### Data supplied ###

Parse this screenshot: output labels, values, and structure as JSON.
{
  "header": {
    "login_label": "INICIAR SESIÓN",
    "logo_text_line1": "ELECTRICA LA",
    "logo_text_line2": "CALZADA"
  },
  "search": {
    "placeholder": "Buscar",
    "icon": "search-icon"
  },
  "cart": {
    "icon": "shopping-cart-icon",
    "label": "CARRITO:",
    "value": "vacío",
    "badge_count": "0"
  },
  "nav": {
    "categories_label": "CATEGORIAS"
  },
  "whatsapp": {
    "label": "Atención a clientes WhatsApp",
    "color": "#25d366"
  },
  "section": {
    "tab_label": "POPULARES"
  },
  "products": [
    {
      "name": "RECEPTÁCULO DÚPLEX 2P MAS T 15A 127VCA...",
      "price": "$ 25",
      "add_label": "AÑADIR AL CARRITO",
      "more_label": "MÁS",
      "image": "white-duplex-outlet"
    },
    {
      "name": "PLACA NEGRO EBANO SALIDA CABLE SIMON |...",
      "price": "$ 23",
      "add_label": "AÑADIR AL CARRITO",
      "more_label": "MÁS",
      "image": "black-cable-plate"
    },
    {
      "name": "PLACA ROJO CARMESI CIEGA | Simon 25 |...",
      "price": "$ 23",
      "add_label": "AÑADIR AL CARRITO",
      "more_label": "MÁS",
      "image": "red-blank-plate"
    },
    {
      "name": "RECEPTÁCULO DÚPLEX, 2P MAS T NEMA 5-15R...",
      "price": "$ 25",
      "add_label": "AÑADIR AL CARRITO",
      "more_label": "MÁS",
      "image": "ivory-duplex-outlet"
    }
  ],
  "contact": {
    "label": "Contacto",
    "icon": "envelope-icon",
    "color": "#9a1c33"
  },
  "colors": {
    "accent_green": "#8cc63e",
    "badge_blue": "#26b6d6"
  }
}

###
### Data supplied ###

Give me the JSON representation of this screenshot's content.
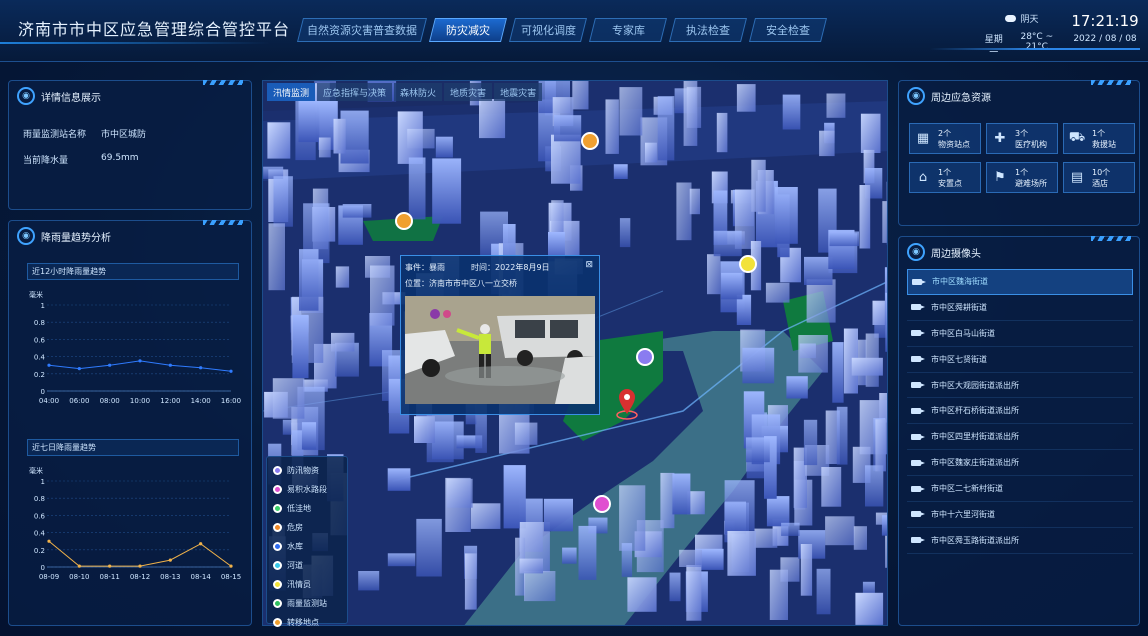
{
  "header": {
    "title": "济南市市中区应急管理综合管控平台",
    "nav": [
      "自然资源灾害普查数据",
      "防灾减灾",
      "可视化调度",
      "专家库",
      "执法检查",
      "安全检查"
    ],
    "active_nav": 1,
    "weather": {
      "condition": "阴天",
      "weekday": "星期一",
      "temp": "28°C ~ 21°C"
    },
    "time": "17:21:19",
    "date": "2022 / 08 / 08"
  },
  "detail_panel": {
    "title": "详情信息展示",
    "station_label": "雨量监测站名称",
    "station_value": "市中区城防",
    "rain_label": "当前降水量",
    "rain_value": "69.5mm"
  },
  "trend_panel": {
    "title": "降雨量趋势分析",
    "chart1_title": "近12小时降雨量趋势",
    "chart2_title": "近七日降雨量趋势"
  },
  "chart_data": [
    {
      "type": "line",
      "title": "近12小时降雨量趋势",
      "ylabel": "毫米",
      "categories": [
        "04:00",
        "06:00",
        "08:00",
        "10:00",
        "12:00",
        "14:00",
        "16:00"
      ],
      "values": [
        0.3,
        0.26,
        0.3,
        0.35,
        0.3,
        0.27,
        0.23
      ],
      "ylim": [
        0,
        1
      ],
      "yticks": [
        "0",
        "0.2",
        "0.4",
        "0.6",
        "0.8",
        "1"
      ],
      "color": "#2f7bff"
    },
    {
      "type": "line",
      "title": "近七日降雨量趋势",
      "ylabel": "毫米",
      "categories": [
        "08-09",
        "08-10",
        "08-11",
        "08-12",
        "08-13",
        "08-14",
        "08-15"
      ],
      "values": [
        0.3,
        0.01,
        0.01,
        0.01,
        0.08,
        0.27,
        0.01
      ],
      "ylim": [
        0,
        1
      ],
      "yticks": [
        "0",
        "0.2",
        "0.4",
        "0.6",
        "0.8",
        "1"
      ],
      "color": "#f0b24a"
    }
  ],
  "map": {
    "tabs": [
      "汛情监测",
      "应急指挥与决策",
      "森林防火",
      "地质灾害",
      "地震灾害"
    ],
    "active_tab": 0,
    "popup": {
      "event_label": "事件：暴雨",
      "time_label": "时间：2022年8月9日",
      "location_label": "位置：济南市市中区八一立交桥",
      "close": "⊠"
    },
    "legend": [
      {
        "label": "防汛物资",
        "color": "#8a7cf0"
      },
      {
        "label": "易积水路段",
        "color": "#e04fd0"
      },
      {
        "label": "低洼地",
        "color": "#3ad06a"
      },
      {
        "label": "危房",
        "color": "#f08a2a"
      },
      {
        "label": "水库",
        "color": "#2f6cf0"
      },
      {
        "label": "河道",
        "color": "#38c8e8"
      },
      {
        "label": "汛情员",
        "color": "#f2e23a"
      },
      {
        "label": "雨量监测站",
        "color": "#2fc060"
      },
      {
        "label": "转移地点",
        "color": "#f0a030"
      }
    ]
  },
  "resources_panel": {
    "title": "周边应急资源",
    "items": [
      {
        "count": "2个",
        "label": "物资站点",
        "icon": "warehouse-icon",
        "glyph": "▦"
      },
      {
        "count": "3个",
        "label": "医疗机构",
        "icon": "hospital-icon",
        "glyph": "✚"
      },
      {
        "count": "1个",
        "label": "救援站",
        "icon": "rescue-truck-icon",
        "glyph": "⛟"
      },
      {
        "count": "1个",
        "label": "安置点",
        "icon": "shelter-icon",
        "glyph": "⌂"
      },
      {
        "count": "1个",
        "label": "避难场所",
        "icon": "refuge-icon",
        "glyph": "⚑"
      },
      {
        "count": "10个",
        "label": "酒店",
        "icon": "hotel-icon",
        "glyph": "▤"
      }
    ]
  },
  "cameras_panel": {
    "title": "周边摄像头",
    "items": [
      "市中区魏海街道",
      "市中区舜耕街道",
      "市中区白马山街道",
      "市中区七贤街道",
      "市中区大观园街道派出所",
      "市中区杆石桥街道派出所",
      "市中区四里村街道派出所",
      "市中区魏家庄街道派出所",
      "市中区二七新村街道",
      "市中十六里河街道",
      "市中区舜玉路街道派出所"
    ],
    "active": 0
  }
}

###

Task brief ::
Looking at the records above, report how many lines contain the word "duplex". Answer with the number only.

Answer to this task ::
2